* PROBLEMS TO SOLVE:
[a] In the page on converting nickel film to nanoparticles, what do the experimental results identify as the dominant effect of the hydrogen plasma in treating nickel particles on silicon wafers?
[b] Give the listing lines from the line with "content-path-button[interactable]: ▰ コンテンツ" up to and including the line with "close-icon[interactable]: × xyxy=(468,42,477,55)" as a Markdown table with the columns No. and Line, leaving out blank lines.

* PAGE TEXT:
###
Converting nickel film to nano particles using hydrogen plasma treatment

11/01/2007

EXCUTIVE OVERVIEW

Nickel particles on silicon wafers are popularly used as catalysts in growing carbon nanotubes (CNTs). Hydrogen plasma treatment is the typical process in converting nickel film into particles. Experimental results in this work indicate that the dominant effect of the hydrogen plasma in the treatment of nickel particles on silicon wafers is plasma-enhanced coalescence, rather than the mechanism of plasma etching. This information helps in tuning the surface morphology of the nickel catalyst process as well as in the subsequent CNT growth.

CNTs were discovered as a new carbon structure in 1991 [1] and are made of graphite sheets rolled into seamless tubes. CNTs are usually classified as 1D nano materials because of their much smaller diameter compared with their length. Due to low threshold field emission [2], high-emission current density [3], and stability [4], CNTs potentially have application as emitters in the flat panel display industry.

Several parameters affect CNTs’ density and diameter, but the particle density and diameter of the catalyst in growing CNTs are the two main factors. Methods for obtaining small-volume catalyst particles have been reported [5-7]: 1) coating the catalyst film first, followed by heat treatment, with the film coalescing into particles; 2) coating the catalyst film followed by plasma treatment, after which the film starts to form particles; and 3) producing catalyst particles from organic metal material.
###
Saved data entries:
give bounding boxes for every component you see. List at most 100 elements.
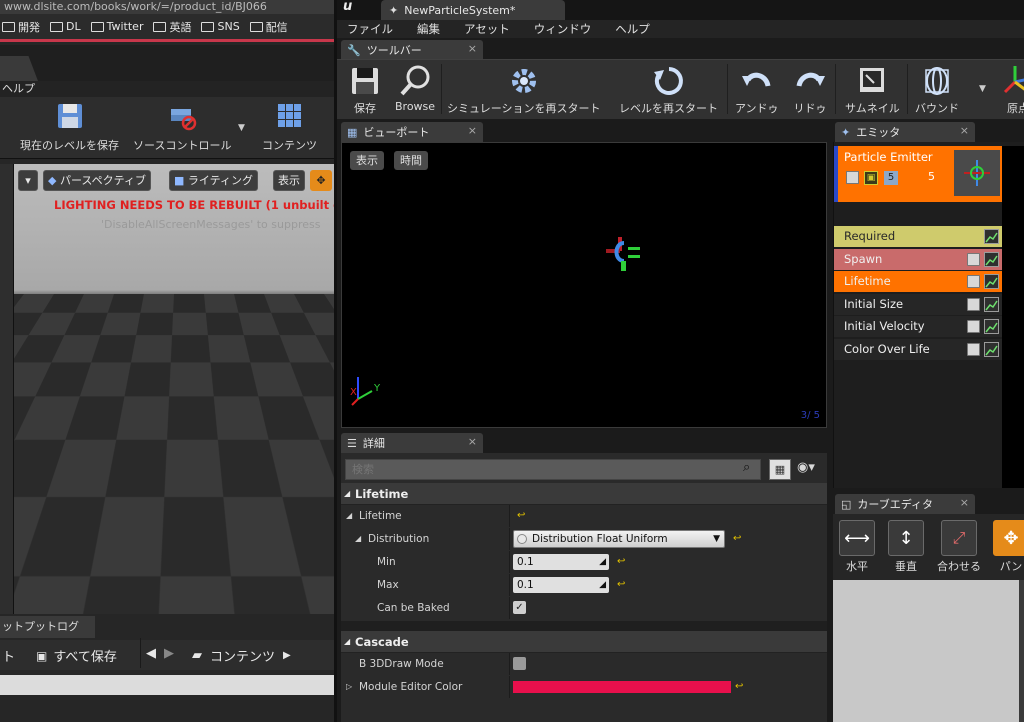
content-path-button[interactable]: ▰ コンテンツ ▶ xyxy=(192,646,291,665)
output-log-tab[interactable]: ットプットログ× xyxy=(0,616,95,655)
fit-all-button[interactable]: ⤢ 合わせる xyxy=(937,520,981,574)
close-icon[interactable]: × xyxy=(468,42,477,55)
module-initial-size[interactable]: Initial Size xyxy=(834,293,1002,315)
viewport-time-button[interactable]: 時間 xyxy=(394,151,428,170)
menu-file[interactable]: ファイル xyxy=(347,21,393,37)
bookmark-dev[interactable]: 開発 xyxy=(2,19,40,35)
can-be-baked-checkbox[interactable]: ✓ xyxy=(513,601,526,614)
module-enable-checkbox[interactable] xyxy=(967,297,980,311)
emitter-enable-checkbox[interactable] xyxy=(846,171,859,184)
forward-arrow-icon[interactable]: ▶ xyxy=(164,646,174,661)
close-icon[interactable]: × xyxy=(960,124,969,137)
fit-vertical-button[interactable]: ↕ 垂直 xyxy=(888,520,924,574)
show-button[interactable]: 表示 xyxy=(273,170,305,191)
collapse-arrow-icon[interactable]: ◢ xyxy=(346,505,352,527)
menu-help[interactable]: ヘルプ xyxy=(2,82,35,95)
eye-icon[interactable]: ◉▾ xyxy=(797,460,815,475)
module-initial-velocity[interactable]: Initial Velocity xyxy=(834,316,1002,337)
save-level-button[interactable]: 現在のレベルを保存 xyxy=(20,101,119,153)
bookmark-stream[interactable]: 配信 xyxy=(249,19,288,35)
back-arrow-icon[interactable]: ◀ xyxy=(146,646,156,661)
help-icon[interactable]: ? xyxy=(28,584,42,598)
source-control-button[interactable]: ソースコントロール xyxy=(133,101,231,153)
menu-window[interactable]: ウィンドウ xyxy=(534,21,592,37)
module-required[interactable]: Required xyxy=(834,226,1002,247)
save-all-button[interactable]: ▣ すべて保存 xyxy=(36,646,117,666)
module-enable-checkbox[interactable] xyxy=(967,275,980,288)
viewport-show-button[interactable]: 表示 xyxy=(350,151,384,170)
content-filter-input[interactable] xyxy=(0,675,334,695)
expand-arrow-icon[interactable]: ▷ xyxy=(346,676,352,698)
module-color-over-life[interactable]: Color Over Life xyxy=(834,338,1002,360)
curve-editor-tab[interactable]: ◱ カーブエディタ × xyxy=(835,494,975,514)
close-icon[interactable]: × xyxy=(960,496,969,509)
dropdown-arrow-icon[interactable]: ▼ xyxy=(238,123,245,133)
asset-tab[interactable]: ✦ NewParticleSystem* xyxy=(381,0,565,20)
module-enable-checkbox[interactable] xyxy=(967,252,980,266)
bookmark-english[interactable]: 英語 xyxy=(153,19,191,35)
perspective-button[interactable]: ◆ パースペクティブ xyxy=(43,170,151,191)
cascade-section-header[interactable]: ◢ Cascade xyxy=(341,631,827,653)
reset-arrow-icon[interactable]: ↩ xyxy=(733,528,741,550)
level-viewport[interactable]: LIGHTING NEEDS TO BE REBUILT (1 unbuilt … xyxy=(14,164,334,614)
curve-graph-icon[interactable] xyxy=(984,319,999,334)
restart-simulation-button[interactable]: シミュレーションを再スタート xyxy=(447,64,601,116)
bookmark-dl[interactable]: DL xyxy=(50,20,81,33)
reset-arrow-icon[interactable]: ↩ xyxy=(617,551,625,573)
undo-button[interactable]: アンドゥ xyxy=(735,64,779,116)
close-icon[interactable]: × xyxy=(468,124,477,137)
redo-button[interactable]: リドゥ xyxy=(793,64,827,116)
curve-graph-icon[interactable] xyxy=(984,251,999,267)
curve-graph-icon[interactable] xyxy=(984,296,999,312)
fit-horizontal-button[interactable]: ⟷ 水平 xyxy=(839,520,875,574)
move-tool-button[interactable]: ✥ xyxy=(310,170,332,191)
pan-button[interactable]: ✥ パン xyxy=(993,520,1024,574)
content-button[interactable]: コンテンツ xyxy=(262,101,317,153)
emitter-header[interactable]: Particle Emitter ▣ 5 5 xyxy=(834,146,1002,202)
browse-button[interactable]: Browse xyxy=(395,64,435,113)
viewport-options-button[interactable]: ▾ xyxy=(18,170,38,191)
module-enable-checkbox[interactable] xyxy=(967,320,980,333)
toolbar-panel-tab[interactable]: 🔧 ツールバー × xyxy=(341,40,483,60)
emitter-panel-tab[interactable]: ✦ エミッタ × xyxy=(835,122,975,142)
menu-help[interactable]: ヘルプ xyxy=(615,21,650,37)
particle-viewport[interactable]: 表示 時間 X Y 3/ 5 xyxy=(341,142,827,428)
module-enable-checkbox[interactable] xyxy=(967,342,980,356)
restart-level-button[interactable]: レベルを再スタート xyxy=(619,64,718,116)
browser-url-bar[interactable]: www.dlsite.com/books/work/=/product_id/B… xyxy=(0,0,334,14)
close-icon[interactable]: × xyxy=(468,435,477,448)
reset-arrow-icon[interactable]: ↩ xyxy=(617,574,625,596)
origin-axis-button[interactable]: 原点 xyxy=(1001,64,1024,116)
import-fragment[interactable]: ト xyxy=(2,646,15,665)
collapse-arrow-icon[interactable]: ◢ xyxy=(355,528,361,550)
menu-asset[interactable]: アセット xyxy=(464,21,510,37)
thumbnail-button[interactable]: サムネイル xyxy=(845,64,900,116)
emitter-render-mode-icon[interactable]: ▣ xyxy=(864,171,878,185)
module-editor-color-swatch[interactable] xyxy=(513,681,731,693)
min-value-field[interactable]: 0.1 ◢ xyxy=(513,554,609,570)
curve-graph-icon[interactable] xyxy=(984,229,999,244)
save-button[interactable]: 保存 xyxy=(349,64,381,116)
curve-track-list[interactable] xyxy=(833,580,1019,722)
view-options-button[interactable]: ▦ xyxy=(769,459,791,480)
viewport-panel-tab[interactable]: ▦ ビューポート × xyxy=(341,122,483,142)
bookmark-twitter[interactable]: Twitter xyxy=(90,20,143,33)
details-search-input[interactable] xyxy=(345,459,761,480)
lifetime-section-header[interactable]: ◢ Lifetime xyxy=(341,483,827,505)
menu-edit[interactable]: 編集 xyxy=(417,21,440,37)
lighting-button[interactable]: ■ ライティング xyxy=(169,170,259,191)
curve-graph-icon[interactable] xyxy=(984,341,999,357)
3d-draw-mode-checkbox[interactable] xyxy=(513,657,526,670)
curve-graph-icon[interactable] xyxy=(984,274,999,289)
bounds-button[interactable]: バウンド xyxy=(915,64,959,116)
module-lifetime[interactable]: Lifetime xyxy=(834,271,1002,292)
max-value-field[interactable]: 0.1 ◢ xyxy=(513,577,609,593)
drag-handle-icon[interactable]: ◢ xyxy=(599,577,606,593)
bookmark-sns[interactable]: SNS xyxy=(201,20,240,33)
details-panel-tab[interactable]: ☰ 詳細 × xyxy=(341,433,483,453)
dropdown-arrow-icon[interactable]: ▼ xyxy=(979,84,986,94)
module-spawn[interactable]: Spawn xyxy=(834,248,1002,270)
reset-arrow-icon[interactable]: ↩ xyxy=(735,676,743,698)
drag-handle-icon[interactable]: ◢ xyxy=(599,554,606,570)
reset-arrow-icon[interactable]: ↩ xyxy=(517,505,525,527)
###
* CORRECT ANSWERS:
[a] The dominant effect is plasma-enhanced coalescence, rather than plasma etching.

[b]
| No. | Line |
|---|---|
| 1 | content-path-button[interactable]: ▰ コンテンツ ▶ xyxy=(192,646,291,665) |
| 2 | output-log-tab[interactable]: ットプットログ× xyxy=(0,616,95,655) |
| 3 | fit-all-button[interactable]: ⤢ 合わせる xyxy=(937,520,981,574) |
| 4 | close-icon[interactable]: × xyxy=(468,42,477,55) |